Layout element notes:
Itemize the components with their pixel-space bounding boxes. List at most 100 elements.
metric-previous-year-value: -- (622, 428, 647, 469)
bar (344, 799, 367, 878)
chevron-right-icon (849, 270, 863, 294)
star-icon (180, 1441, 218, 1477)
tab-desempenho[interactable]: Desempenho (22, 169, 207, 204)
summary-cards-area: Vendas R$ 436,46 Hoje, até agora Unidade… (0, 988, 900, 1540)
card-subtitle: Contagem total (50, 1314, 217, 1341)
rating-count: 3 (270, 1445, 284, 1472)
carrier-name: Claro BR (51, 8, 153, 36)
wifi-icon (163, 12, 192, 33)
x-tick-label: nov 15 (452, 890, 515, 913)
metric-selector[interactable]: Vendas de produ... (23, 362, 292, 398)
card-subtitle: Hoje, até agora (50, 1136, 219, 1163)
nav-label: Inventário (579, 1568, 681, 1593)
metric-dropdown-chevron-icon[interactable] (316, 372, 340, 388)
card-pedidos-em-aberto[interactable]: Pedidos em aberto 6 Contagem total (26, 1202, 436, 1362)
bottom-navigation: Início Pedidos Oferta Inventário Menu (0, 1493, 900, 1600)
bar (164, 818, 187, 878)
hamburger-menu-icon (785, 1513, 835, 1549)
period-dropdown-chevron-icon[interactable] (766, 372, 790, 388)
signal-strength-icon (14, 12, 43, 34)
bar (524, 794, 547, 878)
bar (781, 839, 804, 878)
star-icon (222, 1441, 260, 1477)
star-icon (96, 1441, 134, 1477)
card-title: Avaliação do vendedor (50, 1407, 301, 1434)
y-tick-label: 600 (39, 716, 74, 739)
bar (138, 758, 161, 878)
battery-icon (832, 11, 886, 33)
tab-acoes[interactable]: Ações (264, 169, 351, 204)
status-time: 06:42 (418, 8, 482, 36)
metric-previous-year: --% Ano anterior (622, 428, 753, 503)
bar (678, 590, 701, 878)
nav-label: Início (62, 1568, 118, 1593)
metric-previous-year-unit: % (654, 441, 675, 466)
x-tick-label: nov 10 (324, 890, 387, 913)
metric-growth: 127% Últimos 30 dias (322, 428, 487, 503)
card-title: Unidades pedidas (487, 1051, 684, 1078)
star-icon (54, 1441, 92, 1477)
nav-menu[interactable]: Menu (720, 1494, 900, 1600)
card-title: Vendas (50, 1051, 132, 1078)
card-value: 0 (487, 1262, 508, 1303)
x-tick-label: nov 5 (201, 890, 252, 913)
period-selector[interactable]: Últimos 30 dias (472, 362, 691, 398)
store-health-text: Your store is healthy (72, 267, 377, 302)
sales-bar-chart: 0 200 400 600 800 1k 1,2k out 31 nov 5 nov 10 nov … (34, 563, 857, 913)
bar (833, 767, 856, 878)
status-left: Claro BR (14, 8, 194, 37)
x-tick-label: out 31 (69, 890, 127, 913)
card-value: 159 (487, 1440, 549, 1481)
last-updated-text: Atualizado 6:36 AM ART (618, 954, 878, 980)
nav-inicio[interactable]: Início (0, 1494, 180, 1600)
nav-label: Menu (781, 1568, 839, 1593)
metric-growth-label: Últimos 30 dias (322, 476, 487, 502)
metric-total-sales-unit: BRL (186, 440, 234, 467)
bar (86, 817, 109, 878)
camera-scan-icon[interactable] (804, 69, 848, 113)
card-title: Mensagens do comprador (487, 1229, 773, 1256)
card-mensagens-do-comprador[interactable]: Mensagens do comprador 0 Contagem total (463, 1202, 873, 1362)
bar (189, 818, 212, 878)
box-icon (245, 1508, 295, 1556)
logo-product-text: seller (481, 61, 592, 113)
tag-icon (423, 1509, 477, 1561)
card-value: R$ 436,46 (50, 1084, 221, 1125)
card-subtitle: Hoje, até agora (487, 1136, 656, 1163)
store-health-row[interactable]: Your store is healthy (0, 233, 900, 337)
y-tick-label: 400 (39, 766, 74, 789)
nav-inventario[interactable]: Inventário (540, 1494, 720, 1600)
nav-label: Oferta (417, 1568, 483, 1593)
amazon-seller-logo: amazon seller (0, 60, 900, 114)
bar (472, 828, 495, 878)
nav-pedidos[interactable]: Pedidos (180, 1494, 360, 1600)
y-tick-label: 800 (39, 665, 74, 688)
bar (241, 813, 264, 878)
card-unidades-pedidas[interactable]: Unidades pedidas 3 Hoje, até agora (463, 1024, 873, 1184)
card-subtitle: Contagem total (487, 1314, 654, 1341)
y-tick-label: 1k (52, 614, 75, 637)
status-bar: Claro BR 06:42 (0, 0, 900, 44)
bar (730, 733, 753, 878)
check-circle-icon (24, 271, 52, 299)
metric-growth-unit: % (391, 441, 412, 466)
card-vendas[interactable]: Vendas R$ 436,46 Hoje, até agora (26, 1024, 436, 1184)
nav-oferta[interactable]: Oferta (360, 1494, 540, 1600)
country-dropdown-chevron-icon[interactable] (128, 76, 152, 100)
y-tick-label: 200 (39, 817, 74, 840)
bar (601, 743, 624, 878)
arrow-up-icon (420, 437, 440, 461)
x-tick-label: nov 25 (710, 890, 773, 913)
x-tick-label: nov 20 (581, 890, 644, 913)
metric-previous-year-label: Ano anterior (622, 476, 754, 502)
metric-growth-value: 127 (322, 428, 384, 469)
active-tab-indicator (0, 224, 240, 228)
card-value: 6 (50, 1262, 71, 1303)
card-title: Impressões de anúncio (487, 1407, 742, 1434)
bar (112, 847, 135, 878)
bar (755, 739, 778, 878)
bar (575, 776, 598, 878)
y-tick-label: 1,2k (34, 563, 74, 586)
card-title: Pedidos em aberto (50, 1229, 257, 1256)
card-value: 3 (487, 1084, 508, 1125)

Given instruction
Copy out all of the lines above, word for word, with nothing changed.

Output of the exercise
Itemize the components with their pixel-space bounding boxes. List at most 100 elements.
metric-previous-year-value: -- (622, 428, 647, 469)
bar (344, 799, 367, 878)
chevron-right-icon (849, 270, 863, 294)
star-icon (180, 1441, 218, 1477)
tab-desempenho[interactable]: Desempenho (22, 169, 207, 204)
summary-cards-area: Vendas R$ 436,46 Hoje, até agora Unidade… (0, 988, 900, 1540)
card-subtitle: Contagem total (50, 1314, 217, 1341)
rating-count: 3 (270, 1445, 284, 1472)
carrier-name: Claro BR (51, 8, 153, 36)
wifi-icon (163, 12, 192, 33)
x-tick-label: nov 15 (452, 890, 515, 913)
metric-selector[interactable]: Vendas de produ... (23, 362, 292, 398)
card-subtitle: Hoje, até agora (50, 1136, 219, 1163)
nav-label: Inventário (579, 1568, 681, 1593)
metric-dropdown-chevron-icon[interactable] (316, 372, 340, 388)
card-pedidos-em-aberto[interactable]: Pedidos em aberto 6 Contagem total (26, 1202, 436, 1362)
bottom-navigation: Início Pedidos Oferta Inventário Menu (0, 1493, 900, 1600)
bar (164, 818, 187, 878)
hamburger-menu-icon (785, 1513, 835, 1549)
period-dropdown-chevron-icon[interactable] (766, 372, 790, 388)
signal-strength-icon (14, 12, 43, 34)
bar (524, 794, 547, 878)
bar (781, 839, 804, 878)
star-icon (222, 1441, 260, 1477)
star-icon (96, 1441, 134, 1477)
card-title: Avaliação do vendedor (50, 1407, 301, 1434)
y-tick-label: 600 (39, 716, 74, 739)
bar (138, 758, 161, 878)
battery-icon (832, 11, 886, 33)
tab-acoes[interactable]: Ações (264, 169, 351, 204)
status-time: 06:42 (418, 8, 482, 36)
metric-previous-year: --% Ano anterior (622, 428, 753, 503)
bar (678, 590, 701, 878)
nav-label: Início (62, 1568, 118, 1593)
metric-previous-year-unit: % (654, 441, 675, 466)
x-tick-label: nov 10 (324, 890, 387, 913)
metric-growth: 127% Últimos 30 dias (322, 428, 487, 503)
card-title: Unidades pedidas (487, 1051, 684, 1078)
star-icon (54, 1441, 92, 1477)
nav-menu[interactable]: Menu (720, 1494, 900, 1600)
card-title: Vendas (50, 1051, 132, 1078)
card-value: 0 (487, 1262, 508, 1303)
x-tick-label: nov 5 (201, 890, 252, 913)
period-selector[interactable]: Últimos 30 dias (472, 362, 691, 398)
store-health-text: Your store is healthy (72, 267, 377, 302)
sales-bar-chart: 0 200 400 600 800 1k 1,2k out 31 nov 5 nov 10 nov … (34, 563, 857, 913)
bar (833, 767, 856, 878)
status-left: Claro BR (14, 8, 194, 37)
x-tick-label: out 31 (69, 890, 127, 913)
card-value: 159 (487, 1440, 549, 1481)
last-updated-text: Atualizado 6:36 AM ART (618, 954, 878, 980)
nav-inicio[interactable]: Início (0, 1494, 180, 1600)
nav-label: Menu (781, 1568, 839, 1593)
metric-growth-label: Últimos 30 dias (322, 476, 487, 502)
metric-total-sales-unit: BRL (186, 440, 234, 467)
bar (86, 817, 109, 878)
camera-scan-icon[interactable] (804, 69, 848, 113)
card-title: Mensagens do comprador (487, 1229, 773, 1256)
card-mensagens-do-comprador[interactable]: Mensagens do comprador 0 Contagem total (463, 1202, 873, 1362)
bar (189, 818, 212, 878)
box-icon (245, 1508, 295, 1556)
logo-product-text: seller (481, 61, 592, 113)
tag-icon (423, 1509, 477, 1561)
card-value: R$ 436,46 (50, 1084, 221, 1125)
card-subtitle: Hoje, até agora (487, 1136, 656, 1163)
store-health-row[interactable]: Your store is healthy (0, 233, 900, 337)
y-tick-label: 400 (39, 766, 74, 789)
nav-inventario[interactable]: Inventário (540, 1494, 720, 1600)
nav-label: Oferta (417, 1568, 483, 1593)
amazon-seller-logo: amazon seller (0, 60, 900, 114)
bar (472, 828, 495, 878)
nav-pedidos[interactable]: Pedidos (180, 1494, 360, 1600)
y-tick-label: 800 (39, 665, 74, 688)
bar (241, 813, 264, 878)
card-unidades-pedidas[interactable]: Unidades pedidas 3 Hoje, até agora (463, 1024, 873, 1184)
card-subtitle: Contagem total (487, 1314, 654, 1341)
y-tick-label: 1k (52, 614, 75, 637)
status-bar: Claro BR 06:42 (0, 0, 900, 44)
bar (730, 733, 753, 878)
check-circle-icon (24, 271, 52, 299)
metric-growth-unit: % (391, 441, 412, 466)
card-vendas[interactable]: Vendas R$ 436,46 Hoje, até agora (26, 1024, 436, 1184)
nav-oferta[interactable]: Oferta (360, 1494, 540, 1600)
country-dropdown-chevron-icon[interactable] (128, 76, 152, 100)
y-tick-label: 200 (39, 817, 74, 840)
bar (601, 743, 624, 878)
arrow-up-icon (420, 437, 440, 461)
x-tick-label: nov 25 (710, 890, 773, 913)
x-tick-label: nov 20 (581, 890, 644, 913)
metric-previous-year-label: Ano anterior (622, 476, 754, 502)
metric-growth-value: 127 (322, 428, 384, 469)
active-tab-indicator (0, 224, 240, 228)
card-value: 6 (50, 1262, 71, 1303)
card-title: Impressões de anúncio (487, 1407, 742, 1434)
bar (112, 847, 135, 878)
bar (755, 739, 778, 878)
bar (575, 776, 598, 878)
y-tick-label: 1,2k (34, 563, 74, 586)
card-title: Pedidos em aberto (50, 1229, 257, 1256)
card-value: 3 (487, 1084, 508, 1125)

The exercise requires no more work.